* _Task goal_:
Search the data for the string "sorting" and extract every line where it appears.

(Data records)
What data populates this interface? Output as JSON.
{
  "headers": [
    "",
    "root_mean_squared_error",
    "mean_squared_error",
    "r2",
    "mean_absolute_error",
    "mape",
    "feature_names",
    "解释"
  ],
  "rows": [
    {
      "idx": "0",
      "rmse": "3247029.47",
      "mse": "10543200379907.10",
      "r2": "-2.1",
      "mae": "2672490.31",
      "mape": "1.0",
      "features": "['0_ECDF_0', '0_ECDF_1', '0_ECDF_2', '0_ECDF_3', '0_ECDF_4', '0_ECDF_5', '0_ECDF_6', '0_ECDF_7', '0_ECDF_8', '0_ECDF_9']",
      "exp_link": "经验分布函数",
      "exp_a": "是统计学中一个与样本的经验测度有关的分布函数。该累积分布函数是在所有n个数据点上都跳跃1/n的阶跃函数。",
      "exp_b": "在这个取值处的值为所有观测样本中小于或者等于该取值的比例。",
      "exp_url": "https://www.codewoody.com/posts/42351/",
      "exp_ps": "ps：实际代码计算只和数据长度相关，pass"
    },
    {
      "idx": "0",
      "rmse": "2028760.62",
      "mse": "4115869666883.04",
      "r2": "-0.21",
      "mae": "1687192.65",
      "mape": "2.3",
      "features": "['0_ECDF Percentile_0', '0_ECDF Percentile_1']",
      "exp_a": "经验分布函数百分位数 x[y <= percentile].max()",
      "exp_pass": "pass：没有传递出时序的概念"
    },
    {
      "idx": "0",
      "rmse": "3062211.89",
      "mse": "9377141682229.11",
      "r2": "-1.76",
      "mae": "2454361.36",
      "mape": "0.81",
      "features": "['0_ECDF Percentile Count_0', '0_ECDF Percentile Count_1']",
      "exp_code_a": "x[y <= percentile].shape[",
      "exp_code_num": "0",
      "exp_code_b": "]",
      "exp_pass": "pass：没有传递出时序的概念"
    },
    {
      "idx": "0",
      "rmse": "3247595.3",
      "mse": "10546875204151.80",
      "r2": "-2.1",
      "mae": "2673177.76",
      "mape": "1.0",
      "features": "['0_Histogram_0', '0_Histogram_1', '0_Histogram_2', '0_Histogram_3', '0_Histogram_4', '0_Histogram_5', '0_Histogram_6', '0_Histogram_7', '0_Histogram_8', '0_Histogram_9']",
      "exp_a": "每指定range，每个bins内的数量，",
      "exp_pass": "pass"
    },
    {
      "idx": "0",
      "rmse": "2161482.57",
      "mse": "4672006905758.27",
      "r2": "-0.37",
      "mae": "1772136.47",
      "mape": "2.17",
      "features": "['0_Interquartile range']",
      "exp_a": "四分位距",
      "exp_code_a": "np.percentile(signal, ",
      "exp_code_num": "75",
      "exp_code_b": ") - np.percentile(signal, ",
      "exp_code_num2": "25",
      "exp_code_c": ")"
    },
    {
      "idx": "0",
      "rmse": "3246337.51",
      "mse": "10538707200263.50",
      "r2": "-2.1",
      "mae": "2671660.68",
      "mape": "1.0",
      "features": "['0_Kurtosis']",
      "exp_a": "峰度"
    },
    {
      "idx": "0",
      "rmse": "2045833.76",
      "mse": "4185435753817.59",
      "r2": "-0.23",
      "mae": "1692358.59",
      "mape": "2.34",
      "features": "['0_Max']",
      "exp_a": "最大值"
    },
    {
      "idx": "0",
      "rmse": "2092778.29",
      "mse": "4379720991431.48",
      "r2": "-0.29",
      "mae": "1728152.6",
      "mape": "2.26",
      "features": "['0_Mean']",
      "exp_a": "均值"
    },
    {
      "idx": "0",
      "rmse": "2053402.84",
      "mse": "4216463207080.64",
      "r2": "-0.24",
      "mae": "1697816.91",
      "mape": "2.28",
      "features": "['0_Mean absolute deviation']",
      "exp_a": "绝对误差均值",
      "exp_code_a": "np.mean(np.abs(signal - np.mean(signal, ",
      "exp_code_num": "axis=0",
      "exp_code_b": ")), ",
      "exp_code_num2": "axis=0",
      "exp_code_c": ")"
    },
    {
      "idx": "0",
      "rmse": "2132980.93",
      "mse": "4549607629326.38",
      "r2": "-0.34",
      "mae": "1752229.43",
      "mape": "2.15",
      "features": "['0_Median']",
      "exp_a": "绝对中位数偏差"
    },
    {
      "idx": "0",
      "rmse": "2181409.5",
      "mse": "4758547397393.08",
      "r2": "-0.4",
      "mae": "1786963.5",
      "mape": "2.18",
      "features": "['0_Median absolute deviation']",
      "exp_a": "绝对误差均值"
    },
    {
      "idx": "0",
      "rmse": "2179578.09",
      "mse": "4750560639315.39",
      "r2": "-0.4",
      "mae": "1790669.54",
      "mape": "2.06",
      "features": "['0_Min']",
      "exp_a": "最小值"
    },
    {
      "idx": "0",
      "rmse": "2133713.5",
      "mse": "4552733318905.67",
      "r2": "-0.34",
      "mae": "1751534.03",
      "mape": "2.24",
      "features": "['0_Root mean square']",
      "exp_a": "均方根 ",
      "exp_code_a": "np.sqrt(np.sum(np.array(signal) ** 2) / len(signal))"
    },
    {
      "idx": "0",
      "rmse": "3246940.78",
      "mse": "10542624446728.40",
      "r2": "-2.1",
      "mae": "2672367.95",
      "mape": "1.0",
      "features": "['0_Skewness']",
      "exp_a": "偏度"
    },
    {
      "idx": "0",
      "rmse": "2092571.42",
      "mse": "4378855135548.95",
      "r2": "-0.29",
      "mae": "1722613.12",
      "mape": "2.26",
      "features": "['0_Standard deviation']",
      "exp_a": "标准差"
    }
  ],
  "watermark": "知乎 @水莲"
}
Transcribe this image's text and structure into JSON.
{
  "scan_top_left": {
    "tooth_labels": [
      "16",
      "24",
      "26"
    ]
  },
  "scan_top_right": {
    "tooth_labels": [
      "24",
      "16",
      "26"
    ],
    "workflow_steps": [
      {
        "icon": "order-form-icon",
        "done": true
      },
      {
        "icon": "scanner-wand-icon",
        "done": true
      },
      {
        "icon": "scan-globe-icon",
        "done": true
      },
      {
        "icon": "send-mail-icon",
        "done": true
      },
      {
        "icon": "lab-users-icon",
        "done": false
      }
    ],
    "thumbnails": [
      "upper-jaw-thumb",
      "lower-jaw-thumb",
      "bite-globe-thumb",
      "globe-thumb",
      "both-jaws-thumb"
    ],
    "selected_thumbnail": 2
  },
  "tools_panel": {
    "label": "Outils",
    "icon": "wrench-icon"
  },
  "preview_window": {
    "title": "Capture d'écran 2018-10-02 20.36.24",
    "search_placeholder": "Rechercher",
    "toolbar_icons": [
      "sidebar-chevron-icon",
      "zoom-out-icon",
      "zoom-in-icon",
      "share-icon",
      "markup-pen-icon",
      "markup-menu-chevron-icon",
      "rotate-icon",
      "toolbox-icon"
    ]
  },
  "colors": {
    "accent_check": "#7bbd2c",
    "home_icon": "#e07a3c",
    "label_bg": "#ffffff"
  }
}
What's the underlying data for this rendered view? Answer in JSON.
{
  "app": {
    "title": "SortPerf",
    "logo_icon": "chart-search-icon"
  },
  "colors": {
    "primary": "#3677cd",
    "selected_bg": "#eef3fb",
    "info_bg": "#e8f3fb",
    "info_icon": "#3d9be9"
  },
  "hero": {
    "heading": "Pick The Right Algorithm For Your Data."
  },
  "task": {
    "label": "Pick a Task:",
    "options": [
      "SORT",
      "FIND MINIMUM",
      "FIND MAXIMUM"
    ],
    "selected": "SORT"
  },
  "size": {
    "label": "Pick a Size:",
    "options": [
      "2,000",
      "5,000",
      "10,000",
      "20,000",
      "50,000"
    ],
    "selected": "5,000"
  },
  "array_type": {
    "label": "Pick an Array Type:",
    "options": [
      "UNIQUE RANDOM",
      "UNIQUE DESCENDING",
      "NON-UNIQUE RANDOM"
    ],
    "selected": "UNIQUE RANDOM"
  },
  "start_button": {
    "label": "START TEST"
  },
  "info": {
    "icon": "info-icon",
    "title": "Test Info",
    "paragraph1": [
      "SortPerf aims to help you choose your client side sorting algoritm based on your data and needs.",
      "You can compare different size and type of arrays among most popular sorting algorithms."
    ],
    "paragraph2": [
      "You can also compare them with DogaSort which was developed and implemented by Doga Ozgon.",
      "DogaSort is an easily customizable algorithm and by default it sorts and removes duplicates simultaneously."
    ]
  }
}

* _Solved exercise_:
      "SortPerf aims to help you choose your client side sorting algoritm based on your data and needs.",
      "You can compare different size and type of arrays among most popular sorting algorithms."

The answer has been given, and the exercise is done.